§ **PROBLEM**: All of the lines below are to be printed again exactly; images are excluded from the output.

§ **RECORD LIST**:
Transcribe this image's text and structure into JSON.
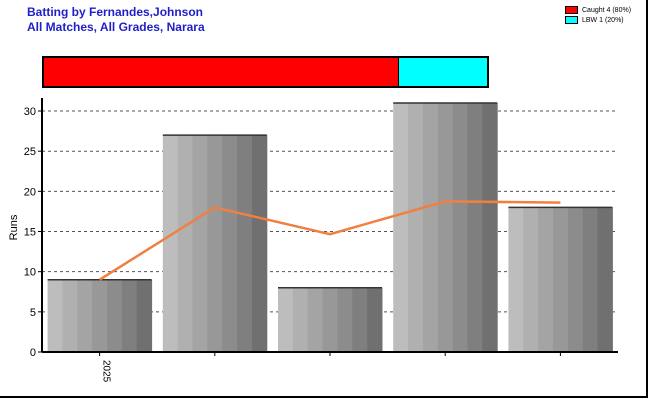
{
  "title_line1": "Batting by Fernandes,Johnson",
  "title_line2": "All Matches, All Grades, Narara",
  "legend": [
    {
      "label": "Caught 4 (80%)",
      "color": "#ff0000",
      "fraction": 0.8
    },
    {
      "label": "LBW 1 (20%)",
      "color": "#00ffff",
      "fraction": 0.2
    }
  ],
  "chart_data": {
    "type": "bar",
    "categories": [
      "2025",
      "",
      "",
      "",
      ""
    ],
    "values": [
      9,
      27,
      8,
      31,
      18
    ],
    "line": [
      9,
      18,
      14.67,
      18.75,
      18.6
    ],
    "ylabel": "Runs",
    "ylim": [
      0,
      31
    ],
    "yticks": [
      0,
      5,
      10,
      15,
      20,
      25,
      30
    ],
    "grid": true,
    "bar_color": "#999999",
    "line_color": "#f08040"
  }
}
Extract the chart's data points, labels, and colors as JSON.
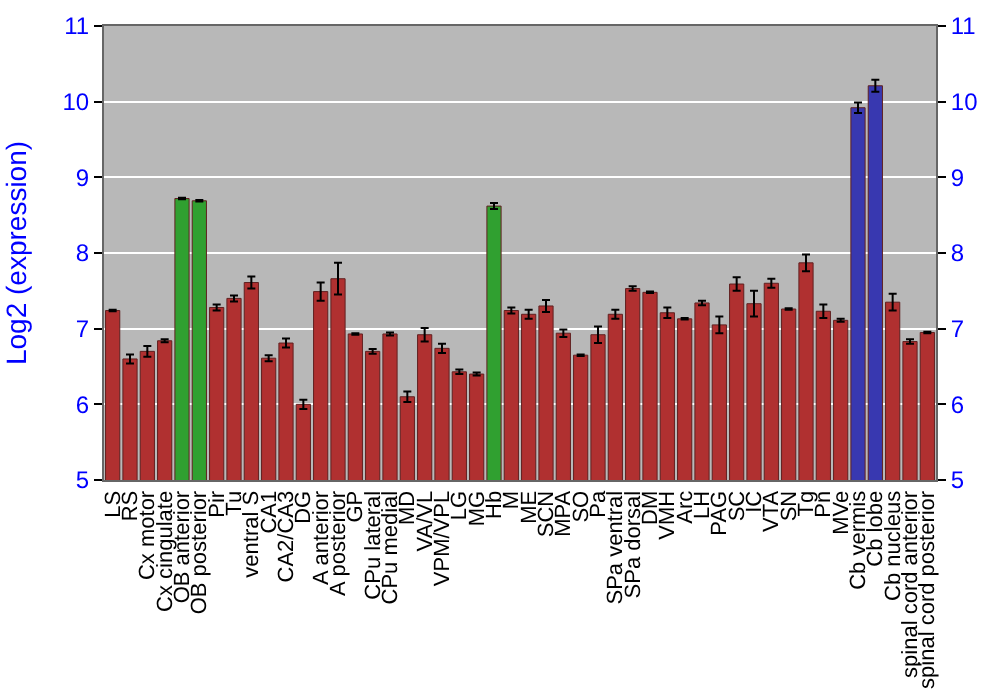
{
  "chart_data": {
    "type": "bar",
    "ylabel": "Log2 (expression)",
    "categories": [
      "LS",
      "RS",
      "Cx motor",
      "Cx cingulate",
      "OB anterior",
      "OB posterior",
      "Pir",
      "Tu",
      "ventral S",
      "CA1",
      "CA2/CA3",
      "DG",
      "A anterior",
      "A posterior",
      "GP",
      "CPu lateral",
      "CPu medial",
      "MD",
      "VA/VL",
      "VPM/VPL",
      "LG",
      "MG",
      "Hb",
      "M",
      "ME",
      "SCN",
      "MPA",
      "SO",
      "Pa",
      "SPa ventral",
      "SPa dorsal",
      "DM",
      "VMH",
      "Arc",
      "LH",
      "PAG",
      "SC",
      "IC",
      "VTA",
      "SN",
      "Tg",
      "Pn",
      "MVe",
      "Cb vermis",
      "Cb lobe",
      "Cb nucleus",
      "spinal cord anterior",
      "spinal cord posterior"
    ],
    "values": [
      7.24,
      6.6,
      6.7,
      6.84,
      8.72,
      8.69,
      7.28,
      7.4,
      7.61,
      6.61,
      6.81,
      6.0,
      7.49,
      7.66,
      6.93,
      6.7,
      6.93,
      6.1,
      6.92,
      6.74,
      6.43,
      6.4,
      8.62,
      7.24,
      7.19,
      7.3,
      6.94,
      6.65,
      6.92,
      7.19,
      7.53,
      7.48,
      7.21,
      7.13,
      7.34,
      7.05,
      7.59,
      7.33,
      7.6,
      7.26,
      7.87,
      7.23,
      7.11,
      9.92,
      10.21,
      7.35,
      6.83,
      6.95
    ],
    "errors": [
      0.01,
      0.06,
      0.07,
      0.02,
      0.01,
      0.01,
      0.04,
      0.04,
      0.08,
      0.04,
      0.06,
      0.06,
      0.12,
      0.21,
      0.01,
      0.03,
      0.02,
      0.07,
      0.09,
      0.06,
      0.03,
      0.02,
      0.04,
      0.04,
      0.06,
      0.08,
      0.05,
      0.01,
      0.11,
      0.06,
      0.03,
      0.01,
      0.07,
      0.01,
      0.03,
      0.11,
      0.09,
      0.17,
      0.06,
      0.01,
      0.11,
      0.09,
      0.02,
      0.07,
      0.08,
      0.11,
      0.03,
      0.01
    ],
    "colors": [
      "#b03030",
      "#b03030",
      "#b03030",
      "#b03030",
      "#30a030",
      "#30a030",
      "#b03030",
      "#b03030",
      "#b03030",
      "#b03030",
      "#b03030",
      "#b03030",
      "#b03030",
      "#b03030",
      "#b03030",
      "#b03030",
      "#b03030",
      "#b03030",
      "#b03030",
      "#b03030",
      "#b03030",
      "#b03030",
      "#30a030",
      "#b03030",
      "#b03030",
      "#b03030",
      "#b03030",
      "#b03030",
      "#b03030",
      "#b03030",
      "#b03030",
      "#b03030",
      "#b03030",
      "#b03030",
      "#b03030",
      "#b03030",
      "#b03030",
      "#b03030",
      "#b03030",
      "#b03030",
      "#b03030",
      "#b03030",
      "#b03030",
      "#3838b0",
      "#3838b0",
      "#b03030",
      "#b03030",
      "#b03030"
    ],
    "ylim": [
      5,
      11
    ],
    "yticks": [
      5,
      6,
      7,
      8,
      9,
      10,
      11
    ],
    "y2lim": [
      5,
      11
    ],
    "y2ticks": [
      5,
      6,
      7,
      8,
      9,
      10,
      11
    ],
    "grid": "y"
  }
}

§ **OUTPUT FOR THIS TASK**:
Transcribe this image's text and structure into JSON.
{
  "title_line1": "Batting by Fernandes,Johnson",
  "title_line2": "All Matches, All Grades, Narara",
  "legend": [
    {
      "label": "Caught 4 (80%)",
      "color": "#ff0000",
      "fraction": 0.8
    },
    {
      "label": "LBW 1 (20%)",
      "color": "#00ffff",
      "fraction": 0.2
    }
  ],
  "chart_data": {
    "type": "bar",
    "categories": [
      "2025",
      "",
      "",
      "",
      ""
    ],
    "values": [
      9,
      27,
      8,
      31,
      18
    ],
    "line": [
      9,
      18,
      14.67,
      18.75,
      18.6
    ],
    "ylabel": "Runs",
    "ylim": [
      0,
      31
    ],
    "yticks": [
      0,
      5,
      10,
      15,
      20,
      25,
      30
    ],
    "grid": true,
    "bar_color": "#999999",
    "line_color": "#f08040"
  }
}
Extract the chart's data points, labels, and colors as JSON.
{
  "chart_data": {
    "type": "bar",
    "ylabel": "Log2 (expression)",
    "categories": [
      "LS",
      "RS",
      "Cx motor",
      "Cx cingulate",
      "OB anterior",
      "OB posterior",
      "Pir",
      "Tu",
      "ventral S",
      "CA1",
      "CA2/CA3",
      "DG",
      "A anterior",
      "A posterior",
      "GP",
      "CPu lateral",
      "CPu medial",
      "MD",
      "VA/VL",
      "VPM/VPL",
      "LG",
      "MG",
      "Hb",
      "M",
      "ME",
      "SCN",
      "MPA",
      "SO",
      "Pa",
      "SPa ventral",
      "SPa dorsal",
      "DM",
      "VMH",
      "Arc",
      "LH",
      "PAG",
      "SC",
      "IC",
      "VTA",
      "SN",
      "Tg",
      "Pn",
      "MVe",
      "Cb vermis",
      "Cb lobe",
      "Cb nucleus",
      "spinal cord anterior",
      "spinal cord posterior"
    ],
    "values": [
      7.24,
      6.6,
      6.7,
      6.84,
      8.72,
      8.69,
      7.28,
      7.4,
      7.61,
      6.61,
      6.81,
      6.0,
      7.49,
      7.66,
      6.93,
      6.7,
      6.93,
      6.1,
      6.92,
      6.74,
      6.43,
      6.4,
      8.62,
      7.24,
      7.19,
      7.3,
      6.94,
      6.65,
      6.92,
      7.19,
      7.53,
      7.48,
      7.21,
      7.13,
      7.34,
      7.05,
      7.59,
      7.33,
      7.6,
      7.26,
      7.87,
      7.23,
      7.11,
      9.92,
      10.21,
      7.35,
      6.83,
      6.95
    ],
    "errors": [
      0.01,
      0.06,
      0.07,
      0.02,
      0.01,
      0.01,
      0.04,
      0.04,
      0.08,
      0.04,
      0.06,
      0.06,
      0.12,
      0.21,
      0.01,
      0.03,
      0.02,
      0.07,
      0.09,
      0.06,
      0.03,
      0.02,
      0.04,
      0.04,
      0.06,
      0.08,
      0.05,
      0.01,
      0.11,
      0.06,
      0.03,
      0.01,
      0.07,
      0.01,
      0.03,
      0.11,
      0.09,
      0.17,
      0.06,
      0.01,
      0.11,
      0.09,
      0.02,
      0.07,
      0.08,
      0.11,
      0.03,
      0.01
    ],
    "colors": [
      "#b03030",
      "#b03030",
      "#b03030",
      "#b03030",
      "#30a030",
      "#30a030",
      "#b03030",
      "#b03030",
      "#b03030",
      "#b03030",
      "#b03030",
      "#b03030",
      "#b03030",
      "#b03030",
      "#b03030",
      "#b03030",
      "#b03030",
      "#b03030",
      "#b03030",
      "#b03030",
      "#b03030",
      "#b03030",
      "#30a030",
      "#b03030",
      "#b03030",
      "#b03030",
      "#b03030",
      "#b03030",
      "#b03030",
      "#b03030",
      "#b03030",
      "#b03030",
      "#b03030",
      "#b03030",
      "#b03030",
      "#b03030",
      "#b03030",
      "#b03030",
      "#b03030",
      "#b03030",
      "#b03030",
      "#b03030",
      "#b03030",
      "#3838b0",
      "#3838b0",
      "#b03030",
      "#b03030",
      "#b03030"
    ],
    "ylim": [
      5,
      11
    ],
    "yticks": [
      5,
      6,
      7,
      8,
      9,
      10,
      11
    ],
    "y2lim": [
      5,
      11
    ],
    "y2ticks": [
      5,
      6,
      7,
      8,
      9,
      10,
      11
    ],
    "grid": "y"
  }
}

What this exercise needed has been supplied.